Figure dataset records:
------------------------

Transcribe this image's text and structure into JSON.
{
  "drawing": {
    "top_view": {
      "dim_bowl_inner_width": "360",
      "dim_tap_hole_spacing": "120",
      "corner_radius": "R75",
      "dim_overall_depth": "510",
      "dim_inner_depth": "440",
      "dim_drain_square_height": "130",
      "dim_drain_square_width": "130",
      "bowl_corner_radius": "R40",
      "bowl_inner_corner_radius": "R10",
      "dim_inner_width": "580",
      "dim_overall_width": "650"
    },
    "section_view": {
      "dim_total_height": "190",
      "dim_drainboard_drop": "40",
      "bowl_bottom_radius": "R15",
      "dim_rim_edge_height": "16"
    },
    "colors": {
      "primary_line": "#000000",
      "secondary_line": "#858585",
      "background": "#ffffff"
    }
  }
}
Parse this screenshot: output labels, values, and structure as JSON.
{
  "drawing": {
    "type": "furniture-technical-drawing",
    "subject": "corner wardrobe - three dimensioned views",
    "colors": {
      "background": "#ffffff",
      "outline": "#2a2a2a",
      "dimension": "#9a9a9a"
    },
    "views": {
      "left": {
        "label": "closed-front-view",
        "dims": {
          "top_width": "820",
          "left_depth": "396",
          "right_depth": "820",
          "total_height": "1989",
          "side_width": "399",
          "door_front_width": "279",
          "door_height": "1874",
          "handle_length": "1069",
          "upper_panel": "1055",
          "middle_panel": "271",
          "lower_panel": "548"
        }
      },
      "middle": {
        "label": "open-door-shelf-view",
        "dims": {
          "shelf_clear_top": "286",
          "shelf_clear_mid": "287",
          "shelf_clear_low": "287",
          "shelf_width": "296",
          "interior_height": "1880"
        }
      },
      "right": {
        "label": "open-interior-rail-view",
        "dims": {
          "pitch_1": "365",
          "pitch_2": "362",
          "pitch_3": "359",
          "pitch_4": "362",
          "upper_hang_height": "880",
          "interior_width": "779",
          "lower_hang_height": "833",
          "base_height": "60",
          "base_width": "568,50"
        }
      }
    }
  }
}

------------------------

## WRITTEN INSTRUCTION
Please reproduce each record precisely as written.

## RESPONSE
Transcribe this image's text and structure into JSON.
{
  "drawing": {
    "top_view": {
      "dim_bowl_inner_width": "360",
      "dim_tap_hole_spacing": "120",
      "corner_radius": "R75",
      "dim_overall_depth": "510",
      "dim_inner_depth": "440",
      "dim_drain_square_height": "130",
      "dim_drain_square_width": "130",
      "bowl_corner_radius": "R40",
      "bowl_inner_corner_radius": "R10",
      "dim_inner_width": "580",
      "dim_overall_width": "650"
    },
    "section_view": {
      "dim_total_height": "190",
      "dim_drainboard_drop": "40",
      "bowl_bottom_radius": "R15",
      "dim_rim_edge_height": "16"
    },
    "colors": {
      "primary_line": "#000000",
      "secondary_line": "#858585",
      "background": "#ffffff"
    }
  }
}
Parse this screenshot: output labels, values, and structure as JSON.
{
  "drawing": {
    "type": "furniture-technical-drawing",
    "subject": "corner wardrobe - three dimensioned views",
    "colors": {
      "background": "#ffffff",
      "outline": "#2a2a2a",
      "dimension": "#9a9a9a"
    },
    "views": {
      "left": {
        "label": "closed-front-view",
        "dims": {
          "top_width": "820",
          "left_depth": "396",
          "right_depth": "820",
          "total_height": "1989",
          "side_width": "399",
          "door_front_width": "279",
          "door_height": "1874",
          "handle_length": "1069",
          "upper_panel": "1055",
          "middle_panel": "271",
          "lower_panel": "548"
        }
      },
      "middle": {
        "label": "open-door-shelf-view",
        "dims": {
          "shelf_clear_top": "286",
          "shelf_clear_mid": "287",
          "shelf_clear_low": "287",
          "shelf_width": "296",
          "interior_height": "1880"
        }
      },
      "right": {
        "label": "open-interior-rail-view",
        "dims": {
          "pitch_1": "365",
          "pitch_2": "362",
          "pitch_3": "359",
          "pitch_4": "362",
          "upper_hang_height": "880",
          "interior_width": "779",
          "lower_hang_height": "833",
          "base_height": "60",
          "base_width": "568,50"
        }
      }
    }
  }
}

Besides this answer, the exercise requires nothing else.